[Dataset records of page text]
++++++++++
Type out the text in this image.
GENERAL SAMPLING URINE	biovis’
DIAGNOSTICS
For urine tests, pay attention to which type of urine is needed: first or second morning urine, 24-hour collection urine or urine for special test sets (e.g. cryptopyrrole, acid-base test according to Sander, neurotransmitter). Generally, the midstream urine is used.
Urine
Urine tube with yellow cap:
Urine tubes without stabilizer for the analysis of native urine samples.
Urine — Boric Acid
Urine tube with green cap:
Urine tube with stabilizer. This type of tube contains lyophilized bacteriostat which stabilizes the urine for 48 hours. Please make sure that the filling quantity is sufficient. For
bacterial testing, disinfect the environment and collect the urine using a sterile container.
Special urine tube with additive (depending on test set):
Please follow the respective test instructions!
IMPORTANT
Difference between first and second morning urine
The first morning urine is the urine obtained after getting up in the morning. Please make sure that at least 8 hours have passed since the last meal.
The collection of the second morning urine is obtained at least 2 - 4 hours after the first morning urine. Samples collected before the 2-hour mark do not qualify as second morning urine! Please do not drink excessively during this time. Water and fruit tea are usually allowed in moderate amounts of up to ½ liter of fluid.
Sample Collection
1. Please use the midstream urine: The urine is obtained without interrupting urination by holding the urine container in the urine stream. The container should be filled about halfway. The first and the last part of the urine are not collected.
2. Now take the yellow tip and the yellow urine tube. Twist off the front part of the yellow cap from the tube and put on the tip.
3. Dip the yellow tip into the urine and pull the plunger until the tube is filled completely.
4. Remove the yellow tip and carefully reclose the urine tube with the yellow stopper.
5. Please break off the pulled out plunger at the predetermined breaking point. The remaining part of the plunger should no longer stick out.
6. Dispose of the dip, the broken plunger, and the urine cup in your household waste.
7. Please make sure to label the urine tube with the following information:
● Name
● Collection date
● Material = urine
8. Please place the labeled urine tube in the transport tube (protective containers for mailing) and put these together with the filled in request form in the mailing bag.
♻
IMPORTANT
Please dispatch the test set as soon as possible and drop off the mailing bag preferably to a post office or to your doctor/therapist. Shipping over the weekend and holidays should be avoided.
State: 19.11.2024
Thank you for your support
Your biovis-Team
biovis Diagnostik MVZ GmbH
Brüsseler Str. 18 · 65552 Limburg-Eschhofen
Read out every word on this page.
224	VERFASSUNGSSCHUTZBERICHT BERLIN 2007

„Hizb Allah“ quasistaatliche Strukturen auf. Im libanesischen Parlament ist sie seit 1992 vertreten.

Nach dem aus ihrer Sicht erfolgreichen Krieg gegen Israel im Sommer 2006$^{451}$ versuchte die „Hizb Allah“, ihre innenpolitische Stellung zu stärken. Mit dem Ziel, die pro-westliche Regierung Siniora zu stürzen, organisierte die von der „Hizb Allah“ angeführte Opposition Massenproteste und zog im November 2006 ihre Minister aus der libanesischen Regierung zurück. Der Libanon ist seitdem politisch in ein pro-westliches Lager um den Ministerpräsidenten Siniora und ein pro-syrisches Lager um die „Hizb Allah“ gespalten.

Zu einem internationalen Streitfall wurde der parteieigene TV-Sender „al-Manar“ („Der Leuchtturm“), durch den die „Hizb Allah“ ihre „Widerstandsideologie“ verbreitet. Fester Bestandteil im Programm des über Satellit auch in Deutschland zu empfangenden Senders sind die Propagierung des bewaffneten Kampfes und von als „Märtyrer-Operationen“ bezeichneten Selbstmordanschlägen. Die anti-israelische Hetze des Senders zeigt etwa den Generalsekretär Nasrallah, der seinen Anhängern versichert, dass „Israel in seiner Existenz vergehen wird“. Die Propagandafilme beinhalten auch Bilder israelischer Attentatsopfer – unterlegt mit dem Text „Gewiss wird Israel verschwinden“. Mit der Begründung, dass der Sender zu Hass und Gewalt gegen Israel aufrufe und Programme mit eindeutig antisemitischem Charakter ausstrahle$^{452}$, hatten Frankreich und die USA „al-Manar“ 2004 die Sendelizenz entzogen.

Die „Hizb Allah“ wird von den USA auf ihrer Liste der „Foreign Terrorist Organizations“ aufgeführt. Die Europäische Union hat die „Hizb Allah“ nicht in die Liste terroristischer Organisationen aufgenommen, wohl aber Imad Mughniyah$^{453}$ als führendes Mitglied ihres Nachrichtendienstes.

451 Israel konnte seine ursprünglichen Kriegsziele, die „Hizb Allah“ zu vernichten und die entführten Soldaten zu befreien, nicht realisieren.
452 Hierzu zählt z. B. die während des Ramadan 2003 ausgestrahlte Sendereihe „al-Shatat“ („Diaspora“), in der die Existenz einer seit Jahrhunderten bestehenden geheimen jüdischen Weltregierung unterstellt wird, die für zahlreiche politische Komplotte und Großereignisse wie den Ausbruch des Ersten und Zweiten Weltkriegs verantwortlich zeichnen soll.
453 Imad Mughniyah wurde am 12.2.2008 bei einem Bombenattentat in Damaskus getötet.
++++++++++
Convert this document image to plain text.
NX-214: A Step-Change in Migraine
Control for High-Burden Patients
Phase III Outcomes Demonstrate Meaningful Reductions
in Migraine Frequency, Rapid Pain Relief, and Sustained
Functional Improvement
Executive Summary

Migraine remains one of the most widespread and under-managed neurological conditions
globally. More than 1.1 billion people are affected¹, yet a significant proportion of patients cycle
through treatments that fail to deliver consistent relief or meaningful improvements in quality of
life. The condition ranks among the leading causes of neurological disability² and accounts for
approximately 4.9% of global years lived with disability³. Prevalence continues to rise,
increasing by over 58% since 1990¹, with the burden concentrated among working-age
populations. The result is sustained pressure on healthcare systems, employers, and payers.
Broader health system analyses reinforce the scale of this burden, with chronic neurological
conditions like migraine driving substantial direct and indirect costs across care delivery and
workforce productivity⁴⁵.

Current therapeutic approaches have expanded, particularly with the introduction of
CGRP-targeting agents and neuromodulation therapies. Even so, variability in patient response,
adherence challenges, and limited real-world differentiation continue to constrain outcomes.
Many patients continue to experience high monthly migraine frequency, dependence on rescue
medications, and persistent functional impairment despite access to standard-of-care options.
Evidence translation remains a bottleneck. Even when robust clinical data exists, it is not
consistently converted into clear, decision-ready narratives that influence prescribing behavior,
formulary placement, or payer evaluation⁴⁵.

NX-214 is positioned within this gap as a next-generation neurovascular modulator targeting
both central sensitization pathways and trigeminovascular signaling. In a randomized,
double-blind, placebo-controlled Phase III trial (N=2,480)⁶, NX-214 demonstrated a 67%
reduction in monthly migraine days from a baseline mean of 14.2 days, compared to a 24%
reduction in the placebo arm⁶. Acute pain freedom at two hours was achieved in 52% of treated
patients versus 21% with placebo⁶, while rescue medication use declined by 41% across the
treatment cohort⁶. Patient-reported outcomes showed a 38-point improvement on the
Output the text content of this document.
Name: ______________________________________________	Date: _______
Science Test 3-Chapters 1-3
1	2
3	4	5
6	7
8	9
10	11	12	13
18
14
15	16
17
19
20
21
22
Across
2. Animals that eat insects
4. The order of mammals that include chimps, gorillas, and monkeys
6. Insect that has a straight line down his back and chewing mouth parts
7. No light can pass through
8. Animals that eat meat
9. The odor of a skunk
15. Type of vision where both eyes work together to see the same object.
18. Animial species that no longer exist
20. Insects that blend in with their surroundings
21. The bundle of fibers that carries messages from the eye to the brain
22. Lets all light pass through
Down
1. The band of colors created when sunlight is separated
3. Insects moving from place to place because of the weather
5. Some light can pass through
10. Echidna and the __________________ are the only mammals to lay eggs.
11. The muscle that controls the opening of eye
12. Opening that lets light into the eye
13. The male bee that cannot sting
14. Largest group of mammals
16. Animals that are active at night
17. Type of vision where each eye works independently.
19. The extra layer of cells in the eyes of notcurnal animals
++++++++++
WHAT YOU WILL DO :: Please filter the entries above down to the lines holding "through" and copy them.

ANSWER AREA ::
through treatments that fail to deliver consistent relief or meaningful improvements in quality of
7. No light can pass through
22. Lets all light pass through
5. Some light can pass through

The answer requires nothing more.